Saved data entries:
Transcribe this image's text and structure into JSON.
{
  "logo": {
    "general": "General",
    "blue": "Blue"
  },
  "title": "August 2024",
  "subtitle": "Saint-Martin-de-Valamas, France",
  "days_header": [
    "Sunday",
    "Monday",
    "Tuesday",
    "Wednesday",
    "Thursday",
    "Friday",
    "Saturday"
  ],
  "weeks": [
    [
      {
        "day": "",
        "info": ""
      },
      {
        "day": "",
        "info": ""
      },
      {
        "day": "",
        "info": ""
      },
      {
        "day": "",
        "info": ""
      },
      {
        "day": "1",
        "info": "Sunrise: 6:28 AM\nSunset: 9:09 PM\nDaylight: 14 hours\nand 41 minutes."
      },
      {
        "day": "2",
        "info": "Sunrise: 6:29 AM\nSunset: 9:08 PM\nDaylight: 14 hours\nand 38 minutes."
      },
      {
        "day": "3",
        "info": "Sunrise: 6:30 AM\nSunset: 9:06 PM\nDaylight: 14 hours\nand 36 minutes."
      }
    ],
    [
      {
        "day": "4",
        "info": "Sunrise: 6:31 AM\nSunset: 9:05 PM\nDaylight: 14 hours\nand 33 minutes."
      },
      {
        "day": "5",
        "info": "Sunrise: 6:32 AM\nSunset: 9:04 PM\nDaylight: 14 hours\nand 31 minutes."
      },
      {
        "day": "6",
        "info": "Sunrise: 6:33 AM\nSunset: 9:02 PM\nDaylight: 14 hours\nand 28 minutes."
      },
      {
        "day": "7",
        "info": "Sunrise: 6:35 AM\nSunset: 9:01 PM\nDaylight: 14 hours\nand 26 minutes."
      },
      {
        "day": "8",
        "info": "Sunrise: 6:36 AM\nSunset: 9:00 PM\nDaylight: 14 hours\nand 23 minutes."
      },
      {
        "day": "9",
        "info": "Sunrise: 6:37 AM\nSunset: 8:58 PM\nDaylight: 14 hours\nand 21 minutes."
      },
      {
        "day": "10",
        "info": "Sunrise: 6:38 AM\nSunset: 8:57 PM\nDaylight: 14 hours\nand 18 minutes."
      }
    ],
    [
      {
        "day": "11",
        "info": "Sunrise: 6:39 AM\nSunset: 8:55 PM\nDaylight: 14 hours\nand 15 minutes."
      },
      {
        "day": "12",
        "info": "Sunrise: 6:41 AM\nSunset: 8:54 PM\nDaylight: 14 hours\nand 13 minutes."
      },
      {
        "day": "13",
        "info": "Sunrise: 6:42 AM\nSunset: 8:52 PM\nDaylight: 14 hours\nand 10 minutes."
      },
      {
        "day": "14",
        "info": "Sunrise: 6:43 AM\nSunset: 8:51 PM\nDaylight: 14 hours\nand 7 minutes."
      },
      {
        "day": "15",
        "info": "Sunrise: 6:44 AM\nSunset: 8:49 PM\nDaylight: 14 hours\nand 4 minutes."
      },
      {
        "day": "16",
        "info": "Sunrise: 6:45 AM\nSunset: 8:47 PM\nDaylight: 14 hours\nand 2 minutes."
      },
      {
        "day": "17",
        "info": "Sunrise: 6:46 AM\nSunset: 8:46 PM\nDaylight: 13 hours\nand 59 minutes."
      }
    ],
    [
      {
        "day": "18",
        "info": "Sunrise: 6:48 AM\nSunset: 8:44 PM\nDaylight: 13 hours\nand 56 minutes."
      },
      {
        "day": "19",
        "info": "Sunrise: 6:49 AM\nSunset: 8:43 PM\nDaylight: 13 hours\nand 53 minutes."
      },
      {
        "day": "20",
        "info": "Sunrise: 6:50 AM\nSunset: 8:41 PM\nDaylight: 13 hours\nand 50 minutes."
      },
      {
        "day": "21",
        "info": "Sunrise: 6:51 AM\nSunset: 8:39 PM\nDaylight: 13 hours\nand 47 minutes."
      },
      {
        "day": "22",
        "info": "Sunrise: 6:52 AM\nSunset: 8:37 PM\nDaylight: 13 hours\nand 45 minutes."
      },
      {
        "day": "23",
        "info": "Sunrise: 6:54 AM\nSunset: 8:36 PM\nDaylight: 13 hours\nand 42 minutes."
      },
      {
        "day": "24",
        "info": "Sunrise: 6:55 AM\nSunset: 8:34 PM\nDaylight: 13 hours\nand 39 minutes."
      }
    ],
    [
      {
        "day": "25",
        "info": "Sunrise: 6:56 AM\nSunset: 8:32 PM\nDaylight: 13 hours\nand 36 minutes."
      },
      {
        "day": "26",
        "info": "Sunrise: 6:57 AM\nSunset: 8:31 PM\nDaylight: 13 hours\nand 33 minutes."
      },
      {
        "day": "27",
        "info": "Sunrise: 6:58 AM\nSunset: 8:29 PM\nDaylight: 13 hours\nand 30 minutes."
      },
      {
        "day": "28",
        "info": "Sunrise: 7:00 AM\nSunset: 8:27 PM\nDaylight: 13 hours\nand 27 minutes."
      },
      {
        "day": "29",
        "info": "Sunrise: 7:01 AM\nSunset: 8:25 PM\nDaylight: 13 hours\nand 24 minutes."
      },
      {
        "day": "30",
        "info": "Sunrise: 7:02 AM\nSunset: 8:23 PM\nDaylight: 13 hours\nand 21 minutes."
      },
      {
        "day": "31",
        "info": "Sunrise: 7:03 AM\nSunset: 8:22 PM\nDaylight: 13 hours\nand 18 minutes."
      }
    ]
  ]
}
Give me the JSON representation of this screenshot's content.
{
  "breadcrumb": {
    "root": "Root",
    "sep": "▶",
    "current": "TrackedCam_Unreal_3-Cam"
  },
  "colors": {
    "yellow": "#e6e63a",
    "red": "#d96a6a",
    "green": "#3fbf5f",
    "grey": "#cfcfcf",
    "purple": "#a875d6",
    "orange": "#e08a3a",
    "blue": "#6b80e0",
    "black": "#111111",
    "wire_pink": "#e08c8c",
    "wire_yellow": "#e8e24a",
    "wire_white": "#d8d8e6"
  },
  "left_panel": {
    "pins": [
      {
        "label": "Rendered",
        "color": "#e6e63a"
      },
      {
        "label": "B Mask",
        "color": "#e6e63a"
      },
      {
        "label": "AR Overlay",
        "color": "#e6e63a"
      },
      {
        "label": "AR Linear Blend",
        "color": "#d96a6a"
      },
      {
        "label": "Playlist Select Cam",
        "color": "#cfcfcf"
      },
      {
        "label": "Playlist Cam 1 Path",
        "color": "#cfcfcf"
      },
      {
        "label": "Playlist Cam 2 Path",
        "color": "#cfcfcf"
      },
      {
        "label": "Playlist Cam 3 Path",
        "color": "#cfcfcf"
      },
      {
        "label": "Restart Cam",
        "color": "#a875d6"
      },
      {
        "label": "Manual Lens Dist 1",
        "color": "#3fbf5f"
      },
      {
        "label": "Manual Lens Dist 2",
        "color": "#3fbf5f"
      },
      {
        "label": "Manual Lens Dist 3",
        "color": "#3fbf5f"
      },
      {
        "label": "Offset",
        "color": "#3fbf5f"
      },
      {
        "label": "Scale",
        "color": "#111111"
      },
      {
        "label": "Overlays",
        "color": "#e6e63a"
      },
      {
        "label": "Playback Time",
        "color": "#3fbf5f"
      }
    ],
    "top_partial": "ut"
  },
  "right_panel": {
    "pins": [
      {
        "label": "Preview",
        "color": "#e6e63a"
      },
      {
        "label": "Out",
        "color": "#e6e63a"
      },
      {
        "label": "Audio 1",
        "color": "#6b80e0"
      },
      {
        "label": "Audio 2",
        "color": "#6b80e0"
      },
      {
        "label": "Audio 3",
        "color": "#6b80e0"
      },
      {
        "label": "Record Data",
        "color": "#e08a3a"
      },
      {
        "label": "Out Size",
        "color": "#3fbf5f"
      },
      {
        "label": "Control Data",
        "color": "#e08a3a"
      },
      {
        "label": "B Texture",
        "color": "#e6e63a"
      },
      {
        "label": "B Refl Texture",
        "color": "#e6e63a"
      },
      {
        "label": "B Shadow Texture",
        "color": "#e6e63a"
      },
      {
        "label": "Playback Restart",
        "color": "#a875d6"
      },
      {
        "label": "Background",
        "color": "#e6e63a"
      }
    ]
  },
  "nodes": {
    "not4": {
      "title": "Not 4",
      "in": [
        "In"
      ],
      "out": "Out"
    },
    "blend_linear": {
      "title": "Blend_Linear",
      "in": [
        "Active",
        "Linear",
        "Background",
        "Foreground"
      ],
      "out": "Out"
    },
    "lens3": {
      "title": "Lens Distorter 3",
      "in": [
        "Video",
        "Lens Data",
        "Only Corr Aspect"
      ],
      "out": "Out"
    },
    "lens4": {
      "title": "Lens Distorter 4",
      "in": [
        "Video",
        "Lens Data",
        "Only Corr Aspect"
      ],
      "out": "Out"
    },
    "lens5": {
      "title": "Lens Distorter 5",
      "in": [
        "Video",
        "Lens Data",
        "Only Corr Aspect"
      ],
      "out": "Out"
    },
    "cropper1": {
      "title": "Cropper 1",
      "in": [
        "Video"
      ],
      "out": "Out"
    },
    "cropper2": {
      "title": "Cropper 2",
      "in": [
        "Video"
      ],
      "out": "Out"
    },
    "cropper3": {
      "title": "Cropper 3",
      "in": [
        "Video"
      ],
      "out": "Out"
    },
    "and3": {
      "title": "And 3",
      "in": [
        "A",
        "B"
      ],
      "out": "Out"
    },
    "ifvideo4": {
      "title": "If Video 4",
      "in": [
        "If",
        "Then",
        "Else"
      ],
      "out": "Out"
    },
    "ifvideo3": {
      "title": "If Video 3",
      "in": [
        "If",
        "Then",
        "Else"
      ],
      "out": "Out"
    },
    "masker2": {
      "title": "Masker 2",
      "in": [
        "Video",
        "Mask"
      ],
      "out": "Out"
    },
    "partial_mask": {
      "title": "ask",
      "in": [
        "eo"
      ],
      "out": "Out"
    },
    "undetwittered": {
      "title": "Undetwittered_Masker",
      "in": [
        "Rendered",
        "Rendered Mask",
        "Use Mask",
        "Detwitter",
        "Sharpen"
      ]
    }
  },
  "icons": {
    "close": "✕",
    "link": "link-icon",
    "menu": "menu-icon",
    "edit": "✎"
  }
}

— TASK INSTRUCTIONS —
The records are above. How many lines in them contain the word "Texture"? Give the number alone.

— SOLUTION FOR THIS EXERCISE —
3